+++ Data lines

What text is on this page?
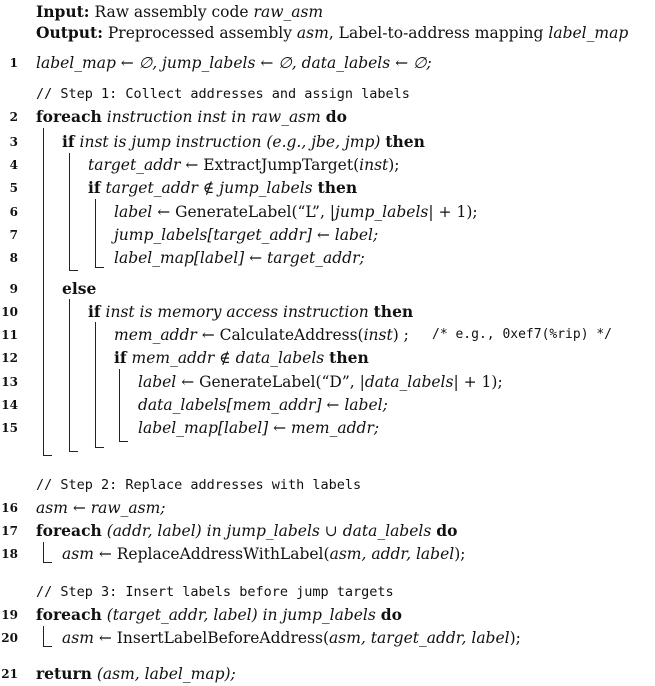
Input: Raw assembly code raw_asm
Output: Preprocessed assembly asm, Label-to-address mapping label_map
1 label_map ← ∅, jump_labels ← ∅, data_labels ← ∅;
// Step 1: Collect addresses and assign labels
2 foreach instruction inst in raw_asm do
3	if inst is jump instruction (e.g., jbe, jmp) then
4	target_addr ← ExtractJumpTarget(inst);
5	if target_addr ∉ jump_labels then
6	label ← GenerateLabel(“L”, |jump_labels| + 1);
7	jump_labels[target_addr] ← label;
8	label_map[label] ← target_addr;
9	else
10	if inst is memory access instruction then
11	mem_addr ← CalculateAddress(inst) ; /* e.g., 0xef7(%rip) */
12	if mem_addr ∉ data_labels then
13	label ← GenerateLabel(“D”, |data_labels| + 1);
14	data_labels[mem_addr] ← label;
15	label_map[label] ← mem_addr;
// Step 2: Replace addresses with labels
16 asm ← raw_asm;
17 foreach (addr, label) in jump_labels ∪ data_labels do
18	asm ← ReplaceAddressWithLabel(asm, addr, label);
// Step 3: Insert labels before jump targets
19 foreach (target_addr, label) in jump_labels do
20	asm ← InsertLabelBeforeAddress(asm, target_addr, label);
21 return (asm, label_map);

++++++

— To be done —
Give the data again exactly as written, with all pictures left out.

— Correct response —
What text is on this page?
Input: Raw assembly code raw_asm
Output: Preprocessed assembly asm, Label-to-address mapping label_map
1 label_map ← ∅, jump_labels ← ∅, data_labels ← ∅;
// Step 1: Collect addresses and assign labels
2 foreach instruction inst in raw_asm do
3	if inst is jump instruction (e.g., jbe, jmp) then
4	target_addr ← ExtractJumpTarget(inst);
5	if target_addr ∉ jump_labels then
6	label ← GenerateLabel(“L”, |jump_labels| + 1);
7	jump_labels[target_addr] ← label;
8	label_map[label] ← target_addr;
9	else
10	if inst is memory access instruction then
11	mem_addr ← CalculateAddress(inst) ; /* e.g., 0xef7(%rip) */
12	if mem_addr ∉ data_labels then
13	label ← GenerateLabel(“D”, |data_labels| + 1);
14	data_labels[mem_addr] ← label;
15	label_map[label] ← mem_addr;
// Step 2: Replace addresses with labels
16 asm ← raw_asm;
17 foreach (addr, label) in jump_labels ∪ data_labels do
18	asm ← ReplaceAddressWithLabel(asm, addr, label);
// Step 3: Insert labels before jump targets
19 foreach (target_addr, label) in jump_labels do
20	asm ← InsertLabelBeforeAddress(asm, target_addr, label);
21 return (asm, label_map);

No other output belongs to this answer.